> _Task brief_
Tally every line of the listing below that holds "odstępu", then give the tally alone.

Extracted records
--

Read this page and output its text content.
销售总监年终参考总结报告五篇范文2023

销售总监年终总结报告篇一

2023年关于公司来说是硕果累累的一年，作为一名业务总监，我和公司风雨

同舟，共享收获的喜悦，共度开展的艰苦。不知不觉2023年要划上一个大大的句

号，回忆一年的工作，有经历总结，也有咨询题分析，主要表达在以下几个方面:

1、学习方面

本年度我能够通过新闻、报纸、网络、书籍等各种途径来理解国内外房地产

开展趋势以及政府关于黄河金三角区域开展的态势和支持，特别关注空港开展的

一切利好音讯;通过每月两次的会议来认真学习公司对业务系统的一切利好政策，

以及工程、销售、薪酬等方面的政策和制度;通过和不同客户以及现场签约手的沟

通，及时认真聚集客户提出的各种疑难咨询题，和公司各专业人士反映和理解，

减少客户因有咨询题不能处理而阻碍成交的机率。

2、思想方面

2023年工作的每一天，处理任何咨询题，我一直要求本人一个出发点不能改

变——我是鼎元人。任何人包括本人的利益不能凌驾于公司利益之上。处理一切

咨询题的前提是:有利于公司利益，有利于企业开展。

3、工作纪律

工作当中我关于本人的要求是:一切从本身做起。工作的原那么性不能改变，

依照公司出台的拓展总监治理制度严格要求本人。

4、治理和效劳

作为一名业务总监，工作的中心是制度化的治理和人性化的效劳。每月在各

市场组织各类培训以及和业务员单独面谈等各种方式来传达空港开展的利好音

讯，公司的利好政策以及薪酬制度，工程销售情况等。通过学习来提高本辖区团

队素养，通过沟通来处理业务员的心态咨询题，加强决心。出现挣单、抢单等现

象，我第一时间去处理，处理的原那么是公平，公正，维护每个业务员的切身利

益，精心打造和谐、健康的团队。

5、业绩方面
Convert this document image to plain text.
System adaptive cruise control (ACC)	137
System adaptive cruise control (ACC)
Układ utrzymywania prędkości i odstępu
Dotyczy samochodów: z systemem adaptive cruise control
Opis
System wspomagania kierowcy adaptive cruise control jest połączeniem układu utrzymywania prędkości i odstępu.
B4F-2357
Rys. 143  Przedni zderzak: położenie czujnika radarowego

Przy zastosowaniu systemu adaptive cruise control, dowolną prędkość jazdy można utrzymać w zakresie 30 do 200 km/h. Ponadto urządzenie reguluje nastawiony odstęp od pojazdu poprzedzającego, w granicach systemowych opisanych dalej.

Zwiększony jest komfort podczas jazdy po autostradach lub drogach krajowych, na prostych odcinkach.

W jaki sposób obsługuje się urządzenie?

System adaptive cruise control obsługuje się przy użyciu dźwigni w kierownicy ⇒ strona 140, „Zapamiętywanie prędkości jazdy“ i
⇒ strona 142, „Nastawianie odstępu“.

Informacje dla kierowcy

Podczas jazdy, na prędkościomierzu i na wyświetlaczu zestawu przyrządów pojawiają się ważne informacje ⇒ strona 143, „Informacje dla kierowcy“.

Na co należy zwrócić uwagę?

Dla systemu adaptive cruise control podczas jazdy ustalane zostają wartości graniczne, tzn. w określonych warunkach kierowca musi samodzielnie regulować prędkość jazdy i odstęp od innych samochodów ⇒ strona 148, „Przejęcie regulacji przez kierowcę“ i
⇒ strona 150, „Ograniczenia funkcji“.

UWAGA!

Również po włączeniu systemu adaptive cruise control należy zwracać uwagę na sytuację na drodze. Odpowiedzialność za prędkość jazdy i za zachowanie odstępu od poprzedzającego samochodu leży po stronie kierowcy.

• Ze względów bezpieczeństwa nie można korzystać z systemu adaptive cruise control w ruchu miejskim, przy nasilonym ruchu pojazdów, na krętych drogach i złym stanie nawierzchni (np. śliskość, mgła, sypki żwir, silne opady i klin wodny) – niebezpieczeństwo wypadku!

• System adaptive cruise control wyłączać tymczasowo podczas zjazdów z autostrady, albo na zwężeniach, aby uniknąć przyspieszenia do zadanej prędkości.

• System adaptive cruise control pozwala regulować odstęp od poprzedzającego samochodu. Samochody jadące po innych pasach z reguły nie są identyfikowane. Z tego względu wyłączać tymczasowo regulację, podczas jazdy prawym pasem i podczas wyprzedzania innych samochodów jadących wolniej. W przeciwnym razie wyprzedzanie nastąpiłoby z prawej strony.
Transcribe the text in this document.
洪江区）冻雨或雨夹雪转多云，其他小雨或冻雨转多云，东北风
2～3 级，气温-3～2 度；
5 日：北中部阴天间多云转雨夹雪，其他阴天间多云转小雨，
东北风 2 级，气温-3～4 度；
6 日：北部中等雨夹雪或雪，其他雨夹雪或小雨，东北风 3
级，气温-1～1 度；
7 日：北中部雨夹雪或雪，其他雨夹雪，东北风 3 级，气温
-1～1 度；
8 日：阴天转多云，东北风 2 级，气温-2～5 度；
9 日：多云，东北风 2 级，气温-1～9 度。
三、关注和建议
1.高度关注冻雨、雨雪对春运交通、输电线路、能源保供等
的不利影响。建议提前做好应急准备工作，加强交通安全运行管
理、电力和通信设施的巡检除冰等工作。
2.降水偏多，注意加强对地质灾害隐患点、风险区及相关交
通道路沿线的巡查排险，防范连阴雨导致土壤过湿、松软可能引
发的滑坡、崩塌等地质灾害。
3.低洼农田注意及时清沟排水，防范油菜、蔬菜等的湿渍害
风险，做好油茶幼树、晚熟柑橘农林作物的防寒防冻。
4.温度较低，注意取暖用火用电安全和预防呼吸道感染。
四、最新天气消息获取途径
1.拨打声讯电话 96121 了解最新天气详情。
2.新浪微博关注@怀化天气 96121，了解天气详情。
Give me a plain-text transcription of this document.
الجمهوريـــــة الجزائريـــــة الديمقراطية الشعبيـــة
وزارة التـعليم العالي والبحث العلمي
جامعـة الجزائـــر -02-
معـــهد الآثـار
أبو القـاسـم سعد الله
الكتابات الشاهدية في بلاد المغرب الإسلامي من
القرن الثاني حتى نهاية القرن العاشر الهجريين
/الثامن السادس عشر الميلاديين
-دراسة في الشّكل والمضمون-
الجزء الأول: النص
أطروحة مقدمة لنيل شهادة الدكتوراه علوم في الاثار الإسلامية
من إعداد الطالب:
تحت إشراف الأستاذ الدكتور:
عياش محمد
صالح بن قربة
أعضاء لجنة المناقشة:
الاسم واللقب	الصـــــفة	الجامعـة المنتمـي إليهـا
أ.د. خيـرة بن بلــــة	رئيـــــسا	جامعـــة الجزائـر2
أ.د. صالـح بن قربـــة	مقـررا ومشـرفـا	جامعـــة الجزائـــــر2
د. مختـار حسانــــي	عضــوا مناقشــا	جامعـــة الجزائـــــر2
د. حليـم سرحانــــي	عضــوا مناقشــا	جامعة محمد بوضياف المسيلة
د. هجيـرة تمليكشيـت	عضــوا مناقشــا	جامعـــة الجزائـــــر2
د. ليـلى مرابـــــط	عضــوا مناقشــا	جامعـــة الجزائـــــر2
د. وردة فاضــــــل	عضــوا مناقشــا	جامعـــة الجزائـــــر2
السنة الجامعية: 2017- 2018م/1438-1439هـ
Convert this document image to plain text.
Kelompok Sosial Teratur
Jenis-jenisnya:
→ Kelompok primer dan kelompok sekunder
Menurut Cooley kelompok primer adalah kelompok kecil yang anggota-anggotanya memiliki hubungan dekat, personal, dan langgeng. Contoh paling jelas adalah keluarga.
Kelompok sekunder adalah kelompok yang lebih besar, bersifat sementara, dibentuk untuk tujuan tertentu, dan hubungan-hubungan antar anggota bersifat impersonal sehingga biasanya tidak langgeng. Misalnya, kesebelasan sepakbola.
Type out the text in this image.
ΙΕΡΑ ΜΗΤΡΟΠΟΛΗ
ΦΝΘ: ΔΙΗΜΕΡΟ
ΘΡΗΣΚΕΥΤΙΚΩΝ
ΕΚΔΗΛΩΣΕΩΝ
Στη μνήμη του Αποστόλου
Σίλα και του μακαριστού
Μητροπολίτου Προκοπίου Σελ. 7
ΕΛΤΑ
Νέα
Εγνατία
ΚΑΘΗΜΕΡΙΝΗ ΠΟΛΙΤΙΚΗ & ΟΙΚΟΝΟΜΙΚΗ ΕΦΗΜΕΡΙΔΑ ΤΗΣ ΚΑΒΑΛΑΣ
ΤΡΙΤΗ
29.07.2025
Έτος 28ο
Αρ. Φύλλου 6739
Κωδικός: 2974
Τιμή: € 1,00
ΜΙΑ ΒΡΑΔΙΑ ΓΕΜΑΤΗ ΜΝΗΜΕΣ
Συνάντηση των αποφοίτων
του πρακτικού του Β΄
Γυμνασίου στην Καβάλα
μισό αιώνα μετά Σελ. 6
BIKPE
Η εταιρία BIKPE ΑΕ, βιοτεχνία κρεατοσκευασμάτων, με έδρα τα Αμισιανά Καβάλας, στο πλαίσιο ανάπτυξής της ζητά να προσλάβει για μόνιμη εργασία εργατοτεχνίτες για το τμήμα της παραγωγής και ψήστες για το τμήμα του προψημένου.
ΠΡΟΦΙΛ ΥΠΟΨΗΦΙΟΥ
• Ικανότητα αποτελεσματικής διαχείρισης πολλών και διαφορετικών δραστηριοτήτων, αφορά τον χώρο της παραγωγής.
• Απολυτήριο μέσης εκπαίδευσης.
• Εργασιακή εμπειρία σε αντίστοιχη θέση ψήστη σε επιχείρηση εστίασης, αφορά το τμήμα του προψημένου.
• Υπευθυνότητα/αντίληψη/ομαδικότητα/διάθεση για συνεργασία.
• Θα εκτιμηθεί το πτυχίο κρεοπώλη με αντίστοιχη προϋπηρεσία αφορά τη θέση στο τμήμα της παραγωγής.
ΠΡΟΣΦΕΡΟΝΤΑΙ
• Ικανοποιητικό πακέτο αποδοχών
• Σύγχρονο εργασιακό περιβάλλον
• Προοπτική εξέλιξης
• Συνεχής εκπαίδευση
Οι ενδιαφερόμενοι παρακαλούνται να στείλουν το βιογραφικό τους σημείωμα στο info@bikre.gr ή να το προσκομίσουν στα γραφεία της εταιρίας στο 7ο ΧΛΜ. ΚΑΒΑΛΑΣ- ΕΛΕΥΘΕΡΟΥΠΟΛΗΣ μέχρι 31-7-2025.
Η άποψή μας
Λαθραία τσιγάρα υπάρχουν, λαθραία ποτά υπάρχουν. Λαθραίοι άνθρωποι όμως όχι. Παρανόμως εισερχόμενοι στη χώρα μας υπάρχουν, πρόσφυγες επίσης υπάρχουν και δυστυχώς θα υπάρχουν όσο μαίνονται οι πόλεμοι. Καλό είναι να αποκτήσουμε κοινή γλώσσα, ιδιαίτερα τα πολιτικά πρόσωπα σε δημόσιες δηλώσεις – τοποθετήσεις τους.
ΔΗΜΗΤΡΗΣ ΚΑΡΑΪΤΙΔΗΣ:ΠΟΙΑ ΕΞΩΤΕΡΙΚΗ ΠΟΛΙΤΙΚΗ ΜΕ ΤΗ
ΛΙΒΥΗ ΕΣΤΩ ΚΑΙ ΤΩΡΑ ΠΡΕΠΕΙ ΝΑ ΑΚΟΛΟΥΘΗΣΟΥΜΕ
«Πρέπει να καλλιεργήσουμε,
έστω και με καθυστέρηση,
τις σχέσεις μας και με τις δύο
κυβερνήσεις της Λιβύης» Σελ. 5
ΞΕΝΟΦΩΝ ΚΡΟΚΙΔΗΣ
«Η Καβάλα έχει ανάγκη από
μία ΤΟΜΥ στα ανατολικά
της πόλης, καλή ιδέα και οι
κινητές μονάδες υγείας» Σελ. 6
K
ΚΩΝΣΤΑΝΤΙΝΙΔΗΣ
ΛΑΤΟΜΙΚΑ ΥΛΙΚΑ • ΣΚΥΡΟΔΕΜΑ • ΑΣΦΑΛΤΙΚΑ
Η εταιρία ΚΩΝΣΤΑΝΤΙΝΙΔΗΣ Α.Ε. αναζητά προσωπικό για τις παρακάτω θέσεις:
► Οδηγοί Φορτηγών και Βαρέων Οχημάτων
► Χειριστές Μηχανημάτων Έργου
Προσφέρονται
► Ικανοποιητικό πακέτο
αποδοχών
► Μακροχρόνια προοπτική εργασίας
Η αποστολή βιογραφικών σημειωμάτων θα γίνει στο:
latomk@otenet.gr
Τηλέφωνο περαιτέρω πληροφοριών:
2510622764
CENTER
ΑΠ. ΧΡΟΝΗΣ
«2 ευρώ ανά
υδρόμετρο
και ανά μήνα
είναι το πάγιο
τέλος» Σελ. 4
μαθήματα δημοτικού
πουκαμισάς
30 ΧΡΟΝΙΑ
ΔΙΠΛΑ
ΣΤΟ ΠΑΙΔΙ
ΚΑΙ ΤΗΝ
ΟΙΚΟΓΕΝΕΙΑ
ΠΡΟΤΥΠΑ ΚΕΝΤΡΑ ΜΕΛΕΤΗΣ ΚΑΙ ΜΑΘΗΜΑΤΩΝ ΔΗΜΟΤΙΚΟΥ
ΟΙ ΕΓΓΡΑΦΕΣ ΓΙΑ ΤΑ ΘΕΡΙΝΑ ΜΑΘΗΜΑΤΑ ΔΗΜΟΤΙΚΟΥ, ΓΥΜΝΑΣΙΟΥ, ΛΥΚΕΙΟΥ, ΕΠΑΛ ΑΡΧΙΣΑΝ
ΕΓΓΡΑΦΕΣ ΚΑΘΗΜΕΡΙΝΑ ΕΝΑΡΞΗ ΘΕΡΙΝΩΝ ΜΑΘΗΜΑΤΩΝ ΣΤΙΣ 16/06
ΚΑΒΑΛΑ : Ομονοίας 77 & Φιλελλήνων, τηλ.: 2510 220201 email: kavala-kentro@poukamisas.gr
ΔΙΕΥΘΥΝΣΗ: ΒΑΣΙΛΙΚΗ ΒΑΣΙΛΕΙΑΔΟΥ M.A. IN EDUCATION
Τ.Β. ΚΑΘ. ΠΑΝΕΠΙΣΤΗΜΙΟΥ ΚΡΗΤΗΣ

--

> _Solution to the problem_
4